Find each line with "residence" and copy it.
___ Information provided
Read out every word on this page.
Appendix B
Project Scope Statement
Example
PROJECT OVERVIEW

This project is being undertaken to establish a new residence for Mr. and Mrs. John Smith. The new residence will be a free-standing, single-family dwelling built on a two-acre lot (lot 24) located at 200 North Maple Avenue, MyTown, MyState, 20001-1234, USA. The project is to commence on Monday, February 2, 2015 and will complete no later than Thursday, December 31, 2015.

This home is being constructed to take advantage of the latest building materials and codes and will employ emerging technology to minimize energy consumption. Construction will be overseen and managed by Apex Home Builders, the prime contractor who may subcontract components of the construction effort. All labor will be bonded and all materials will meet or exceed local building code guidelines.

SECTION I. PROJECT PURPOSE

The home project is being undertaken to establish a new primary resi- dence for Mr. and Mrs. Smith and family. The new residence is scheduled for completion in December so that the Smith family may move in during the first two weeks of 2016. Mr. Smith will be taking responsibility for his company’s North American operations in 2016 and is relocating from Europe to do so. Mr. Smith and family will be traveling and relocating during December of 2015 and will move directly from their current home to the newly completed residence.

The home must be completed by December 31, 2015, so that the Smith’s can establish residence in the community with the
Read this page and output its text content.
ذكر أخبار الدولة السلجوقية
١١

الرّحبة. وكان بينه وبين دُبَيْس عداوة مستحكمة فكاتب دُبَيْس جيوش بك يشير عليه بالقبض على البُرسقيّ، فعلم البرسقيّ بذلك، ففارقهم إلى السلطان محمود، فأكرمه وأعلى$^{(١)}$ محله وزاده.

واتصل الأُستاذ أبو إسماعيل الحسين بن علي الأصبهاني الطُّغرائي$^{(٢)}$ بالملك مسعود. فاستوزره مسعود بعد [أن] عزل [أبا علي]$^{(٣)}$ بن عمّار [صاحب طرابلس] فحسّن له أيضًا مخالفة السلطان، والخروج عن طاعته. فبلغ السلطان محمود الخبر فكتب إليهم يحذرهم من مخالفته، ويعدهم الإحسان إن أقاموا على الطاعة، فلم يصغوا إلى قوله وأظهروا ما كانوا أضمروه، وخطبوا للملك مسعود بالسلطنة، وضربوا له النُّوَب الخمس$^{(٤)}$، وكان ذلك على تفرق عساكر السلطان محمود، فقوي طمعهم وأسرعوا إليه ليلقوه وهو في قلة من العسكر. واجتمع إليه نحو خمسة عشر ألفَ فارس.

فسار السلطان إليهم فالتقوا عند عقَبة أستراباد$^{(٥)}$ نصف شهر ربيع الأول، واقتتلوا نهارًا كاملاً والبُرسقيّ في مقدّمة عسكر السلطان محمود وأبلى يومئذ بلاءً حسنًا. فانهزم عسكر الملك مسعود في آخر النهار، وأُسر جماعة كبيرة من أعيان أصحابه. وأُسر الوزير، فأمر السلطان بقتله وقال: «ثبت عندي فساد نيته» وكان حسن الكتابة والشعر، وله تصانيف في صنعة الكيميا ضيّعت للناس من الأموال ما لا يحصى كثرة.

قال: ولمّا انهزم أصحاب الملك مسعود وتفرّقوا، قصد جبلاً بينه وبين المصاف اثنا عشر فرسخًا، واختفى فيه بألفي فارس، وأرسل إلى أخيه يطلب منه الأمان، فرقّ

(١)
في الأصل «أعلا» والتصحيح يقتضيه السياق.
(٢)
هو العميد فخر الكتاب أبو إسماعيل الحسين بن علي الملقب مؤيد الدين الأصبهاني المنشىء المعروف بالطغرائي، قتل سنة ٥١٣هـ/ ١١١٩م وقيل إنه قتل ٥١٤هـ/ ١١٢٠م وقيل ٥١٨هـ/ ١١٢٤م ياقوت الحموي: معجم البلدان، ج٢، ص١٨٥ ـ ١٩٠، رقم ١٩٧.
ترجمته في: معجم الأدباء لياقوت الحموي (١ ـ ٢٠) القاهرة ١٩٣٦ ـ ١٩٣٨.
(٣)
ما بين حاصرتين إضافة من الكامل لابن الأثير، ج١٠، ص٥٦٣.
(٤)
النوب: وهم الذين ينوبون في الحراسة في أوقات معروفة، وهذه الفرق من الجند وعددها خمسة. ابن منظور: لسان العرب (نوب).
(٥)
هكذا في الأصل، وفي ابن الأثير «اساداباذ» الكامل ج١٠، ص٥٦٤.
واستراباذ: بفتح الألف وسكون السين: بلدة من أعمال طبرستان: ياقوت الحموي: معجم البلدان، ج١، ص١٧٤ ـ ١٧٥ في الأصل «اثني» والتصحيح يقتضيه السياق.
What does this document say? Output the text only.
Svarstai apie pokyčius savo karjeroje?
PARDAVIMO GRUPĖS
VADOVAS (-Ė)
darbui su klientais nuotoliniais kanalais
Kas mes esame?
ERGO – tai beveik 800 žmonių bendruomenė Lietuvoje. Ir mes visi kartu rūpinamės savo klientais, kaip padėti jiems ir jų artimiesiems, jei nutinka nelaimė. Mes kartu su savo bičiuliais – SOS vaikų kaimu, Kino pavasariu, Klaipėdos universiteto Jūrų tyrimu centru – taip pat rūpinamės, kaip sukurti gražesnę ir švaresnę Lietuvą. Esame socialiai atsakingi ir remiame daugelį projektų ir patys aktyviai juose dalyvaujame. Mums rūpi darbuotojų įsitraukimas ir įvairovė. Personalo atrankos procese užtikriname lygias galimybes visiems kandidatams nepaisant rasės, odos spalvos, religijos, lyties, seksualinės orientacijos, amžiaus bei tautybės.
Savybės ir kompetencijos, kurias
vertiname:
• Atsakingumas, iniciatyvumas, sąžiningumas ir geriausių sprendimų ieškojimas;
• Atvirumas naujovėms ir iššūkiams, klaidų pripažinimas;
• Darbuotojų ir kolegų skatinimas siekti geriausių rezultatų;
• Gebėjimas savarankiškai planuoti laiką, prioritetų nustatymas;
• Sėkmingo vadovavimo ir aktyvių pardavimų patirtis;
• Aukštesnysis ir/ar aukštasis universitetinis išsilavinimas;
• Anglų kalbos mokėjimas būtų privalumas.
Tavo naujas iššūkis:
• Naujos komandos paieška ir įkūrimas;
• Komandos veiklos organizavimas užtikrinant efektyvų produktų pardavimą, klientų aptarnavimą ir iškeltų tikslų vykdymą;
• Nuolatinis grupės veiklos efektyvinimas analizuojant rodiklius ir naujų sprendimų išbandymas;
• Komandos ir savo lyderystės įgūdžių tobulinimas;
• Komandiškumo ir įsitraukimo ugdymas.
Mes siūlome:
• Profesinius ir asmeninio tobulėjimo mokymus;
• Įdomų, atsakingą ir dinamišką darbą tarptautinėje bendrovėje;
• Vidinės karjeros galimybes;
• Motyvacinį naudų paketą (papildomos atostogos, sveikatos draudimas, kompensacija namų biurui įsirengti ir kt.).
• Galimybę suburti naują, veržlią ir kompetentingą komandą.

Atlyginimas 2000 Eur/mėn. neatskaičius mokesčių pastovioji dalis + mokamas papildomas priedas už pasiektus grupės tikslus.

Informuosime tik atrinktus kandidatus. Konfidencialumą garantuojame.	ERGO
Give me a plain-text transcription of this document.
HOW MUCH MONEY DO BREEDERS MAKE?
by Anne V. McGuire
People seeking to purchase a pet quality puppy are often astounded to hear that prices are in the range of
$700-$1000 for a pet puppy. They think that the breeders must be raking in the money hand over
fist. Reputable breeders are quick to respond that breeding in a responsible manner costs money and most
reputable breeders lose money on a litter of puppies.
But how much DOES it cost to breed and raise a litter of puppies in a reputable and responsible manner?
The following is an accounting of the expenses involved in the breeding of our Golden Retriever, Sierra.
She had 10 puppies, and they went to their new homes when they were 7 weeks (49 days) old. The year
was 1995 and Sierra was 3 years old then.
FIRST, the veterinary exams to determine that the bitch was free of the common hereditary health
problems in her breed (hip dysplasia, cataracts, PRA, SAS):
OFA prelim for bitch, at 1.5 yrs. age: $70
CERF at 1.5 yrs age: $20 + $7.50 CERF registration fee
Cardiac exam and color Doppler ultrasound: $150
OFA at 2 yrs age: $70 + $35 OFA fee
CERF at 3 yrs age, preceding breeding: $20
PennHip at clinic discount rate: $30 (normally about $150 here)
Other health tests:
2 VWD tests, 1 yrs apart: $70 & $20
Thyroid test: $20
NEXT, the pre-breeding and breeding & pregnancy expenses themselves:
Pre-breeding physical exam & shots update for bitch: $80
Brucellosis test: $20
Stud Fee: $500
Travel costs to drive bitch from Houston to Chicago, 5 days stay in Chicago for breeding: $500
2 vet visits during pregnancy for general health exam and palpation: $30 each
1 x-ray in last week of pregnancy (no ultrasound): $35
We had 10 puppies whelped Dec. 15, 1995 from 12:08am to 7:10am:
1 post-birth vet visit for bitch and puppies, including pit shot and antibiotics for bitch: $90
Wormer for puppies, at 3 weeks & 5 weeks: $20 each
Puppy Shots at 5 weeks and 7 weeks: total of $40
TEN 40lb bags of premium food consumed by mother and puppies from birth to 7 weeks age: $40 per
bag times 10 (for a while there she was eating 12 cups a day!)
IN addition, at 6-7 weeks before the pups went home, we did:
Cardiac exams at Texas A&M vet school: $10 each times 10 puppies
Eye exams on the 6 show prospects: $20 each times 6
______
> [Solution]
This project is being undertaken to establish a new residence for Mr. and Mrs. John Smith. The new residence will be a free-standing, single-family dwelling built on a two-acre lot (lot 24) located at 200 North Maple Avenue, MyTown, MyState, 20001-1234, USA. The project is to commence on Monday, February 2, 2015 and will complete no later than Thursday, December 31, 2015.
The home project is being undertaken to establish a new primary resi- dence for Mr. and Mrs. Smith and family. The new residence is scheduled for completion in December so that the Smith family may move in during the first two weeks of 2016. Mr. Smith will be taking responsibility for his company’s North American operations in 2016 and is relocating from Europe to do so. Mr. Smith and family will be traveling and relocating during December of 2015 and will move directly from their current home to the newly completed residence.
The home must be completed by December 31, 2015, so that the Smith’s can establish residence in the community with the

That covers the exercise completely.